Entries taken from a collection:

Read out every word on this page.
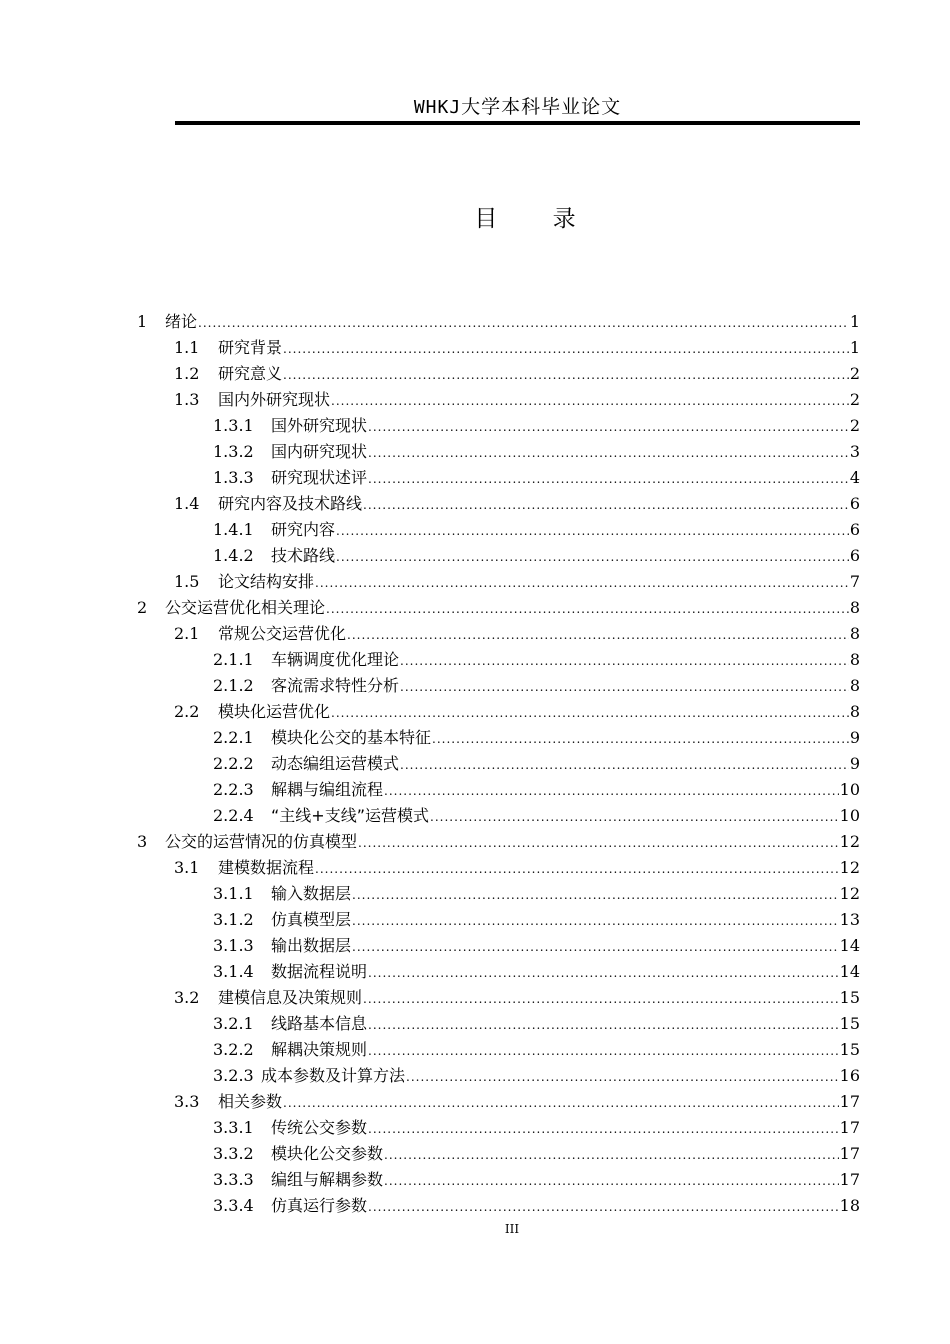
WHKJ大学本科毕业论文
目 录
1	绪论 .....	1
1.1	研究背景 .....	1
1.2	研究意义 .....	2
1.3	国内外研究现状 .....	2
1.3.1	国外研究现状 .....	2
1.3.2	国内研究现状 .....	3
1.3.3	研究现状述评 .....	4
1.4	研究内容及技术路线 .....	6
1.4.1	研究内容 .....	6
1.4.2	技术路线 .....	6
1.5	论文结构安排 .....	7
2	公交运营优化相关理论 .....	8
2.1	常规公交运营优化 .....	8
2.1.1	车辆调度优化理论 .....	8
2.1.2	客流需求特性分析 .....	8
2.2	模块化运营优化 .....	8
2.2.1	模块化公交的基本特征 .....	9
2.2.2	动态编组运营模式 .....	9
2.2.3	解耦与编组流程 .....	10
2.2.4	“主线+支线”运营模式 .....	10
3	公交的运营情况的仿真模型 .....	12
3.1	建模数据流程 .....	12
3.1.1	输入数据层 .....	12
3.1.2	仿真模型层 .....	13
3.1.3	输出数据层 .....	14
3.1.4	数据流程说明 .....	14
3.2	建模信息及决策规则 .....	15
3.2.1	线路基本信息 .....	15
3.2.2	解耦决策规则 .....	15
3.2.3 成本参数及计算方法 .....	16
3.3	相关参数 .....	17
3.3.1	传统公交参数 .....	17
3.3.2	模块化公交参数 .....	17
3.3.3	编组与解耦参数 .....	17
3.3.4	仿真运行参数 .....	18
III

[THE REQUEST]:
In your copy of the records, include no pictures; repeat everything else exactly.

[SOLUTION TO THE PROBLEM]:
Read out every word on this page.
WHKJ大学本科毕业论文
目 录
1	绪论 .....	1
1.1	研究背景 .....	1
1.2	研究意义 .....	2
1.3	国内外研究现状 .....	2
1.3.1	国外研究现状 .....	2
1.3.2	国内研究现状 .....	3
1.3.3	研究现状述评 .....	4
1.4	研究内容及技术路线 .....	6
1.4.1	研究内容 .....	6
1.4.2	技术路线 .....	6
1.5	论文结构安排 .....	7
2	公交运营优化相关理论 .....	8
2.1	常规公交运营优化 .....	8
2.1.1	车辆调度优化理论 .....	8
2.1.2	客流需求特性分析 .....	8
2.2	模块化运营优化 .....	8
2.2.1	模块化公交的基本特征 .....	9
2.2.2	动态编组运营模式 .....	9
2.2.3	解耦与编组流程 .....	10
2.2.4	“主线+支线”运营模式 .....	10
3	公交的运营情况的仿真模型 .....	12
3.1	建模数据流程 .....	12
3.1.1	输入数据层 .....	12
3.1.2	仿真模型层 .....	13
3.1.3	输出数据层 .....	14
3.1.4	数据流程说明 .....	14
3.2	建模信息及决策规则 .....	15
3.2.1	线路基本信息 .....	15
3.2.2	解耦决策规则 .....	15
3.2.3 成本参数及计算方法 .....	16
3.3	相关参数 .....	17
3.3.1	传统公交参数 .....	17
3.3.2	模块化公交参数 .....	17
3.3.3	编组与解耦参数 .....	17
3.3.4	仿真运行参数 .....	18
III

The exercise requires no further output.